## Data entries for graphics
- - -

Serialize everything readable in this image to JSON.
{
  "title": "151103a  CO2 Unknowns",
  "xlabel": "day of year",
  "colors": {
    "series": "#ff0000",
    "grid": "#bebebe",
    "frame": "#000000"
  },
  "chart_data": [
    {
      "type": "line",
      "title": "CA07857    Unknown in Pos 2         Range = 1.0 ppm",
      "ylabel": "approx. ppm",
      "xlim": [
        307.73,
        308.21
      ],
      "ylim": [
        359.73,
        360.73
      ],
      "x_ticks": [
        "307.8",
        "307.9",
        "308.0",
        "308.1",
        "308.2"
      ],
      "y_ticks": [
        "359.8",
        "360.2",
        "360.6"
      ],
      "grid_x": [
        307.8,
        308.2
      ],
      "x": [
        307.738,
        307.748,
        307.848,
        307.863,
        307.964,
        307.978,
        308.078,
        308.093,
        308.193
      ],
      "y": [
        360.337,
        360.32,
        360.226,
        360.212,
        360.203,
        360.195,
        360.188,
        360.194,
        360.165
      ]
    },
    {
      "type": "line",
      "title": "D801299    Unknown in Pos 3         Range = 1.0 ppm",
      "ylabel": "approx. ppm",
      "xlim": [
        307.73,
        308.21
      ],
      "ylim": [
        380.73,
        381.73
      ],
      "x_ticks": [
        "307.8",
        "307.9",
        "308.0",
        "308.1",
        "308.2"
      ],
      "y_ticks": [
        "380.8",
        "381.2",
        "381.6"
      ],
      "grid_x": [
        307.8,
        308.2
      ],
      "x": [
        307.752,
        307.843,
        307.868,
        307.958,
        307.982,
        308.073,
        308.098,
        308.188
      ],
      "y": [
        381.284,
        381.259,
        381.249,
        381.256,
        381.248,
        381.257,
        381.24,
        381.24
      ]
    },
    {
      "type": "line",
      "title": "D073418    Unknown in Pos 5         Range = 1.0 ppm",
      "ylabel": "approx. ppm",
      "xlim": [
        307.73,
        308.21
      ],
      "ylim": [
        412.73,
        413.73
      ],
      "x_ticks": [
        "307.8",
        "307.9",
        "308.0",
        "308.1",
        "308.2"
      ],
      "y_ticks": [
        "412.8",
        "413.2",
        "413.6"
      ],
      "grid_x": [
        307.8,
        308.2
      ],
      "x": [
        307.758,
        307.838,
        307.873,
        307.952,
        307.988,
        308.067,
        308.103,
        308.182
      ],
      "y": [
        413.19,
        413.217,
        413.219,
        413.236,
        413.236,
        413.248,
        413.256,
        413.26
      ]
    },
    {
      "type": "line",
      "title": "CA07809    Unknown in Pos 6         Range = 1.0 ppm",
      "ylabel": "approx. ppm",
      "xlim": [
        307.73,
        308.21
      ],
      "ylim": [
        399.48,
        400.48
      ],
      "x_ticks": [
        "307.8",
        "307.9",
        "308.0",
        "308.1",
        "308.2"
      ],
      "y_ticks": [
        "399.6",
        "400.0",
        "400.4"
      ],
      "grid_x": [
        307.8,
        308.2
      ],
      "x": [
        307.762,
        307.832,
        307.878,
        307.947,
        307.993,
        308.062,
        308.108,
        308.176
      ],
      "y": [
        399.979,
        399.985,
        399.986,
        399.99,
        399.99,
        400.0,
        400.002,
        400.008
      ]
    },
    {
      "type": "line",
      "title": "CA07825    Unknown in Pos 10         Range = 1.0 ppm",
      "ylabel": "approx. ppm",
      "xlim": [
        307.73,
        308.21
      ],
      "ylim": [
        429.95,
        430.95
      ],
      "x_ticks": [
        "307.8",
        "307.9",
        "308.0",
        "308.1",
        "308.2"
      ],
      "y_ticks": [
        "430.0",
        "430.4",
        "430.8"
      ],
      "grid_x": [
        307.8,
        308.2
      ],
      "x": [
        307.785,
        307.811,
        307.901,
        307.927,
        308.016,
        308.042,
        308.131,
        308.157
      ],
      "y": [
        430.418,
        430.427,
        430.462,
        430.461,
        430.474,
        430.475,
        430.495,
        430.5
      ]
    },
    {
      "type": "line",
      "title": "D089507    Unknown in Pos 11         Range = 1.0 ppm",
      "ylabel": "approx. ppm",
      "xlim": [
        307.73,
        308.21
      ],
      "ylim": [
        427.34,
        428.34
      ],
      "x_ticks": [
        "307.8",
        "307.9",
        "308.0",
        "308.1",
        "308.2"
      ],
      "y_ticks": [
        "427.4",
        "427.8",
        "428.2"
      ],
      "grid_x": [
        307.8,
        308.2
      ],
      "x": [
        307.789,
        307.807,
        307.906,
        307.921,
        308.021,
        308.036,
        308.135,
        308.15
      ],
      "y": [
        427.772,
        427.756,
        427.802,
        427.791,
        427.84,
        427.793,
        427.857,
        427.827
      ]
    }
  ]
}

- - -

## WHAT YOU NEED TO DO
Restate the whole listing exactly, leaving out nothing.

## EXERCISE RESULT
Serialize everything readable in this image to JSON.
{
  "title": "151103a  CO2 Unknowns",
  "xlabel": "day of year",
  "colors": {
    "series": "#ff0000",
    "grid": "#bebebe",
    "frame": "#000000"
  },
  "chart_data": [
    {
      "type": "line",
      "title": "CA07857    Unknown in Pos 2         Range = 1.0 ppm",
      "ylabel": "approx. ppm",
      "xlim": [
        307.73,
        308.21
      ],
      "ylim": [
        359.73,
        360.73
      ],
      "x_ticks": [
        "307.8",
        "307.9",
        "308.0",
        "308.1",
        "308.2"
      ],
      "y_ticks": [
        "359.8",
        "360.2",
        "360.6"
      ],
      "grid_x": [
        307.8,
        308.2
      ],
      "x": [
        307.738,
        307.748,
        307.848,
        307.863,
        307.964,
        307.978,
        308.078,
        308.093,
        308.193
      ],
      "y": [
        360.337,
        360.32,
        360.226,
        360.212,
        360.203,
        360.195,
        360.188,
        360.194,
        360.165
      ]
    },
    {
      "type": "line",
      "title": "D801299    Unknown in Pos 3         Range = 1.0 ppm",
      "ylabel": "approx. ppm",
      "xlim": [
        307.73,
        308.21
      ],
      "ylim": [
        380.73,
        381.73
      ],
      "x_ticks": [
        "307.8",
        "307.9",
        "308.0",
        "308.1",
        "308.2"
      ],
      "y_ticks": [
        "380.8",
        "381.2",
        "381.6"
      ],
      "grid_x": [
        307.8,
        308.2
      ],
      "x": [
        307.752,
        307.843,
        307.868,
        307.958,
        307.982,
        308.073,
        308.098,
        308.188
      ],
      "y": [
        381.284,
        381.259,
        381.249,
        381.256,
        381.248,
        381.257,
        381.24,
        381.24
      ]
    },
    {
      "type": "line",
      "title": "D073418    Unknown in Pos 5         Range = 1.0 ppm",
      "ylabel": "approx. ppm",
      "xlim": [
        307.73,
        308.21
      ],
      "ylim": [
        412.73,
        413.73
      ],
      "x_ticks": [
        "307.8",
        "307.9",
        "308.0",
        "308.1",
        "308.2"
      ],
      "y_ticks": [
        "412.8",
        "413.2",
        "413.6"
      ],
      "grid_x": [
        307.8,
        308.2
      ],
      "x": [
        307.758,
        307.838,
        307.873,
        307.952,
        307.988,
        308.067,
        308.103,
        308.182
      ],
      "y": [
        413.19,
        413.217,
        413.219,
        413.236,
        413.236,
        413.248,
        413.256,
        413.26
      ]
    },
    {
      "type": "line",
      "title": "CA07809    Unknown in Pos 6         Range = 1.0 ppm",
      "ylabel": "approx. ppm",
      "xlim": [
        307.73,
        308.21
      ],
      "ylim": [
        399.48,
        400.48
      ],
      "x_ticks": [
        "307.8",
        "307.9",
        "308.0",
        "308.1",
        "308.2"
      ],
      "y_ticks": [
        "399.6",
        "400.0",
        "400.4"
      ],
      "grid_x": [
        307.8,
        308.2
      ],
      "x": [
        307.762,
        307.832,
        307.878,
        307.947,
        307.993,
        308.062,
        308.108,
        308.176
      ],
      "y": [
        399.979,
        399.985,
        399.986,
        399.99,
        399.99,
        400.0,
        400.002,
        400.008
      ]
    },
    {
      "type": "line",
      "title": "CA07825    Unknown in Pos 10         Range = 1.0 ppm",
      "ylabel": "approx. ppm",
      "xlim": [
        307.73,
        308.21
      ],
      "ylim": [
        429.95,
        430.95
      ],
      "x_ticks": [
        "307.8",
        "307.9",
        "308.0",
        "308.1",
        "308.2"
      ],
      "y_ticks": [
        "430.0",
        "430.4",
        "430.8"
      ],
      "grid_x": [
        307.8,
        308.2
      ],
      "x": [
        307.785,
        307.811,
        307.901,
        307.927,
        308.016,
        308.042,
        308.131,
        308.157
      ],
      "y": [
        430.418,
        430.427,
        430.462,
        430.461,
        430.474,
        430.475,
        430.495,
        430.5
      ]
    },
    {
      "type": "line",
      "title": "D089507    Unknown in Pos 11         Range = 1.0 ppm",
      "ylabel": "approx. ppm",
      "xlim": [
        307.73,
        308.21
      ],
      "ylim": [
        427.34,
        428.34
      ],
      "x_ticks": [
        "307.8",
        "307.9",
        "308.0",
        "308.1",
        "308.2"
      ],
      "y_ticks": [
        "427.4",
        "427.8",
        "428.2"
      ],
      "grid_x": [
        307.8,
        308.2
      ],
      "x": [
        307.789,
        307.807,
        307.906,
        307.921,
        308.021,
        308.036,
        308.135,
        308.15
      ],
      "y": [
        427.772,
        427.756,
        427.802,
        427.791,
        427.84,
        427.793,
        427.857,
        427.827
      ]
    }
  ]
}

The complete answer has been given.